-- Start of Stored records --
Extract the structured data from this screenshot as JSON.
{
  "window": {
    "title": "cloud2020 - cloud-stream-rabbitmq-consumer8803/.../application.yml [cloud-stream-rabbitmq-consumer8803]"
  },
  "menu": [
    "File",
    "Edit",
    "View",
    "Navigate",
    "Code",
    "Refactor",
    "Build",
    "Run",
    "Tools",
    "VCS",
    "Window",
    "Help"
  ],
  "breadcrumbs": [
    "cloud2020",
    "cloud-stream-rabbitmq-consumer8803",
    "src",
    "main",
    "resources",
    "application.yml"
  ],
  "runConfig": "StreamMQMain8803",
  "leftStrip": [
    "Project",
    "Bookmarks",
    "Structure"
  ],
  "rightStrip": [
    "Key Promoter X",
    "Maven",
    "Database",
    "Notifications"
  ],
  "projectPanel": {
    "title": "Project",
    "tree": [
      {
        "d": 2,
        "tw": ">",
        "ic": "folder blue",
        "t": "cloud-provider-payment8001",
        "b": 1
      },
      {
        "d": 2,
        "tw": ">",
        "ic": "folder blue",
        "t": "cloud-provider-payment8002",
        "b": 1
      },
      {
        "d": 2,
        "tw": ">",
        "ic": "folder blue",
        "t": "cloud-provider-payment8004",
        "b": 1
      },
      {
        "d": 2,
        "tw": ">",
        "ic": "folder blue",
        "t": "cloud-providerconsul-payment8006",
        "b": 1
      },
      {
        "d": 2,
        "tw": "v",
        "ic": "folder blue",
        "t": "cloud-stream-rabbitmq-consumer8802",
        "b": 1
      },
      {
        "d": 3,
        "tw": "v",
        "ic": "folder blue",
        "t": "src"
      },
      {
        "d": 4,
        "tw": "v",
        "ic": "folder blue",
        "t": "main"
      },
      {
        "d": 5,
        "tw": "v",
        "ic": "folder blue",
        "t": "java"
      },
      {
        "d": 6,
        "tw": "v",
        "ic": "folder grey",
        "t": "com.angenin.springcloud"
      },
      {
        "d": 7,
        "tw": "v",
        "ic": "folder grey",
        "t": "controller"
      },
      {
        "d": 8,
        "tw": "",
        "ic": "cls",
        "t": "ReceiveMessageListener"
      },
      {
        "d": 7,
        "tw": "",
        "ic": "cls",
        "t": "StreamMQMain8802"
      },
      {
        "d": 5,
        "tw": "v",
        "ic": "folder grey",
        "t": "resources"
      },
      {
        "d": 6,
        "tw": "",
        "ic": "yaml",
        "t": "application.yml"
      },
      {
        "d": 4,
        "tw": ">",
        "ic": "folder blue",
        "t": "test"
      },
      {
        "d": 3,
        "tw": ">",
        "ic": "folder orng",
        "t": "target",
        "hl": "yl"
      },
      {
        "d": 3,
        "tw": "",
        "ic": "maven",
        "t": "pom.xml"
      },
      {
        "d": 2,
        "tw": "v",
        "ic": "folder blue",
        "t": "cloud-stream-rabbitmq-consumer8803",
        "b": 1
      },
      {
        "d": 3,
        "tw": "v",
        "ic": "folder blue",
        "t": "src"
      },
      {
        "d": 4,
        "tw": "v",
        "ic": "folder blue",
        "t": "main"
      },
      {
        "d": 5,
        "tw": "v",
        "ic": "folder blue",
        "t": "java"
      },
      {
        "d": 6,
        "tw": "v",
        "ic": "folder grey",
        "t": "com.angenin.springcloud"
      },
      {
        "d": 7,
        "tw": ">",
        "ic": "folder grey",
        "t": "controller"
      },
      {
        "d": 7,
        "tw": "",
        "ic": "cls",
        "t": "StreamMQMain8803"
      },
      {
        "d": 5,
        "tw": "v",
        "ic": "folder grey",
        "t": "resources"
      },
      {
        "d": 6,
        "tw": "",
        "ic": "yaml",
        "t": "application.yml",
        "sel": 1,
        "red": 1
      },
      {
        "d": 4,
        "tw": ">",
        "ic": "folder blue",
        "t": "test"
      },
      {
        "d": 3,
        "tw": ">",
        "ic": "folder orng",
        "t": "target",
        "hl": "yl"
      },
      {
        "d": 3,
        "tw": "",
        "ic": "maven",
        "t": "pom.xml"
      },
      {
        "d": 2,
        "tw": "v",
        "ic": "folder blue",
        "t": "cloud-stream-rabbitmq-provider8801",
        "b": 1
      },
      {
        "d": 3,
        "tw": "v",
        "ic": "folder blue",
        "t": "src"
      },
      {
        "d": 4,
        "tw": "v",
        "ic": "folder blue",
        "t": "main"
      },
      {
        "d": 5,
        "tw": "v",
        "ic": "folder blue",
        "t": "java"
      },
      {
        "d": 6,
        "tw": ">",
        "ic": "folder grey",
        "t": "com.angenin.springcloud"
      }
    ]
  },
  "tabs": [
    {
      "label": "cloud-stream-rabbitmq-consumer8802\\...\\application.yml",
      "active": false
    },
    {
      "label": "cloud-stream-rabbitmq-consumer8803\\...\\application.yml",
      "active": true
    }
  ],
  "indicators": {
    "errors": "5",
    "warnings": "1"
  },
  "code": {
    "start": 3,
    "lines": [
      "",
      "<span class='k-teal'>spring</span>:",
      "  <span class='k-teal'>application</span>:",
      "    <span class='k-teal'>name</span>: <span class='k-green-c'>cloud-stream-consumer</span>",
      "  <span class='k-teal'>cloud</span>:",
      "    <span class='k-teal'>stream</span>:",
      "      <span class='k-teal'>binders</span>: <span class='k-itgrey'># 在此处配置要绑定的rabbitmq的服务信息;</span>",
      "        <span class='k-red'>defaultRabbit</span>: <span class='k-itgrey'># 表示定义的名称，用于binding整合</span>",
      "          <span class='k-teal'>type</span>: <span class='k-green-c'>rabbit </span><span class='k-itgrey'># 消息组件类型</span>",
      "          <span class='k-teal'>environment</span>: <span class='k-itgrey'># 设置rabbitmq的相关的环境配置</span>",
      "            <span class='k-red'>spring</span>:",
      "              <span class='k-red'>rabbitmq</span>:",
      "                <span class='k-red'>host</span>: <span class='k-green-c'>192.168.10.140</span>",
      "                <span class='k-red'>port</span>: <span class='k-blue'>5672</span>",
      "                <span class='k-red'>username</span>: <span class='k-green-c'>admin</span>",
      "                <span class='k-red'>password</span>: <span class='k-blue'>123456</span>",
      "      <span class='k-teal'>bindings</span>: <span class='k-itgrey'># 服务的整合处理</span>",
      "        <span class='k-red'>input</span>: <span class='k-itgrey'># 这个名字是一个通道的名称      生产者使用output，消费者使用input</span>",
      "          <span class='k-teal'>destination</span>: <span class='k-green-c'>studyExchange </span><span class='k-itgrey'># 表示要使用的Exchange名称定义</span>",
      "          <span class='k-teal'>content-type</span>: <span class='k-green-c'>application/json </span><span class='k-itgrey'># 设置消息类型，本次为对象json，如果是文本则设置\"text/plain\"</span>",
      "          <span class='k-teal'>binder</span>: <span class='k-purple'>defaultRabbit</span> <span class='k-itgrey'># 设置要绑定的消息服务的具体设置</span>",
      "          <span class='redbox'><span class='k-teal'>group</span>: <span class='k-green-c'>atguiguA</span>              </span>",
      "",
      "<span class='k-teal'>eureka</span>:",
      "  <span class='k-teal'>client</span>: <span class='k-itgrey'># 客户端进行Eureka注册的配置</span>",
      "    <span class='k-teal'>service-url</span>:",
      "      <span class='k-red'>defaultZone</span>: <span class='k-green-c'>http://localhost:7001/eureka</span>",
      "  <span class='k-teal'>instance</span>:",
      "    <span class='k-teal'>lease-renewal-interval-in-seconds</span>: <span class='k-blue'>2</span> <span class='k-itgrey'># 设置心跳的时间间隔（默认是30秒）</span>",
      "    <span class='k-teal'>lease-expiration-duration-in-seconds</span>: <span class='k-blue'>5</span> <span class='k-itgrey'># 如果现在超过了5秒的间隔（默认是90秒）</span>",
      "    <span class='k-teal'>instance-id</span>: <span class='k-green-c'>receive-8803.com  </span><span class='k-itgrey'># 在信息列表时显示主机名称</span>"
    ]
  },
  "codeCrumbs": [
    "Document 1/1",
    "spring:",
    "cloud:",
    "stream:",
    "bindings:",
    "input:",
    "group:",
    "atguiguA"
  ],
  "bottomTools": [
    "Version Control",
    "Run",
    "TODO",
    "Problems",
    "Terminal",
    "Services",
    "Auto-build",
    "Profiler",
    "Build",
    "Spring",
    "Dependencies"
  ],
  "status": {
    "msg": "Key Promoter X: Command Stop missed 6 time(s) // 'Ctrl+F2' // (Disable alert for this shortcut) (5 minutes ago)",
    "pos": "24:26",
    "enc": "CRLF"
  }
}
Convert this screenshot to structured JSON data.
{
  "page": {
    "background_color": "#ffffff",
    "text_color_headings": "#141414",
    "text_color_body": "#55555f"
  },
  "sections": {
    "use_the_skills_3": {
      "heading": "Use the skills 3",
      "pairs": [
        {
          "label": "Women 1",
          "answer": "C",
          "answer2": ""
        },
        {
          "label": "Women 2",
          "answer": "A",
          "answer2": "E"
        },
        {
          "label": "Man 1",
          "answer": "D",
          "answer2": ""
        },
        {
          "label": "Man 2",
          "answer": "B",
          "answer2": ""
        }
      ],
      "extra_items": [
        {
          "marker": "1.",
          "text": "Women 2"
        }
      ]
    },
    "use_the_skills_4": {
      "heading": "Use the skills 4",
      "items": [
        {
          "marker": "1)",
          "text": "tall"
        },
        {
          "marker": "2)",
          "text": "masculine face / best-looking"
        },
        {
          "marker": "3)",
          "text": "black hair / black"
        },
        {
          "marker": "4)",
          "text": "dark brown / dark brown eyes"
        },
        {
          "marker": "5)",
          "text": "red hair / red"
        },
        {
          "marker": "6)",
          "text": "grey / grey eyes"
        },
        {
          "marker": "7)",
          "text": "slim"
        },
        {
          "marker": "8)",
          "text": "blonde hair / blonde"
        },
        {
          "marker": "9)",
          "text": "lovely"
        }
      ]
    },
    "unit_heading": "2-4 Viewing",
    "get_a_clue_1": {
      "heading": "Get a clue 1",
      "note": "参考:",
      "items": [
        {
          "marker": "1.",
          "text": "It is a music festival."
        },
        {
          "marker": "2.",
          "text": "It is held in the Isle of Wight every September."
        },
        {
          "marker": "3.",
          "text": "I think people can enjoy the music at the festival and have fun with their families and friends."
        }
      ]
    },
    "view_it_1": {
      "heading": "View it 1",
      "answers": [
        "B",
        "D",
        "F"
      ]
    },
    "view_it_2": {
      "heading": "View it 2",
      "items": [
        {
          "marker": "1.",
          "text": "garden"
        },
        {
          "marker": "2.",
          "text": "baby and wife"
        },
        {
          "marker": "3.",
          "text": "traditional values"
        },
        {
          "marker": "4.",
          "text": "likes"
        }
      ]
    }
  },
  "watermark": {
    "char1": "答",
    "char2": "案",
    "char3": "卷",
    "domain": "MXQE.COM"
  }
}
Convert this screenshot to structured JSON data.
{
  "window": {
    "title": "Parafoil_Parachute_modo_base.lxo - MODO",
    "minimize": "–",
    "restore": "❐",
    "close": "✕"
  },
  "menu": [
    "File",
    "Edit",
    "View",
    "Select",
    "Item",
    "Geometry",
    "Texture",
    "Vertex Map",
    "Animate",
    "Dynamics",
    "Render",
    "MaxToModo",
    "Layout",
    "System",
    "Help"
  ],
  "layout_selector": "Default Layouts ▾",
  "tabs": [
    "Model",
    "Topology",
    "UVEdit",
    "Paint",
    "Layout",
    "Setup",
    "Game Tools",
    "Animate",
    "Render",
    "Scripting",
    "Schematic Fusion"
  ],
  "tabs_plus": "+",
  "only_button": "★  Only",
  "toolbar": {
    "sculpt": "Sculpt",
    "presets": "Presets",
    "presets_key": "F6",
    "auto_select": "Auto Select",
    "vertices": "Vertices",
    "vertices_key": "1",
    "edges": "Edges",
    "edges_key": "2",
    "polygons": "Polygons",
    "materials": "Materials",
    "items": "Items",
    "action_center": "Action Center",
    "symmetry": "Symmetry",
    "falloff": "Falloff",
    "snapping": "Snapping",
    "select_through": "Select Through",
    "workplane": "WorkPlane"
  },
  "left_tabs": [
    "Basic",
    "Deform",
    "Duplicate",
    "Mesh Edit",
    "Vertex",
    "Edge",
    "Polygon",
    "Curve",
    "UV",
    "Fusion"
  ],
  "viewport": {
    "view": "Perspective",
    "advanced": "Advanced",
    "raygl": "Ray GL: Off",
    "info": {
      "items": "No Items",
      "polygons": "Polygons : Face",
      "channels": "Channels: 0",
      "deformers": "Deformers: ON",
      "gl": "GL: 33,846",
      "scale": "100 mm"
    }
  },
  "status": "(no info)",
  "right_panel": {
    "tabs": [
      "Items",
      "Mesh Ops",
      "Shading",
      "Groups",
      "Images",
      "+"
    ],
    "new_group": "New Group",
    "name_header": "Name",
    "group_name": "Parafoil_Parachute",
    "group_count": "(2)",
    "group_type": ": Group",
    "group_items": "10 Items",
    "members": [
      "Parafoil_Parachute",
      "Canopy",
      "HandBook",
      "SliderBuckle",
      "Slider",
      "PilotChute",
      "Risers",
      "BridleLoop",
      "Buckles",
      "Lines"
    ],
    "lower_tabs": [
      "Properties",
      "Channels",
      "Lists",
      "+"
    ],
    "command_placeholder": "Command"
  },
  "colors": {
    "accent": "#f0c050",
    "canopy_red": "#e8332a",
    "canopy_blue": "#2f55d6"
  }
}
-- End of Stored records --
◆ Task to carry out: List all lines holding the string "atguiguA".

◆ Solved problem:
      "          <span class='redbox'><span class='k-teal'>group</span>: <span class='k-green-c'>atguiguA</span>              </span>",
    "atguiguA"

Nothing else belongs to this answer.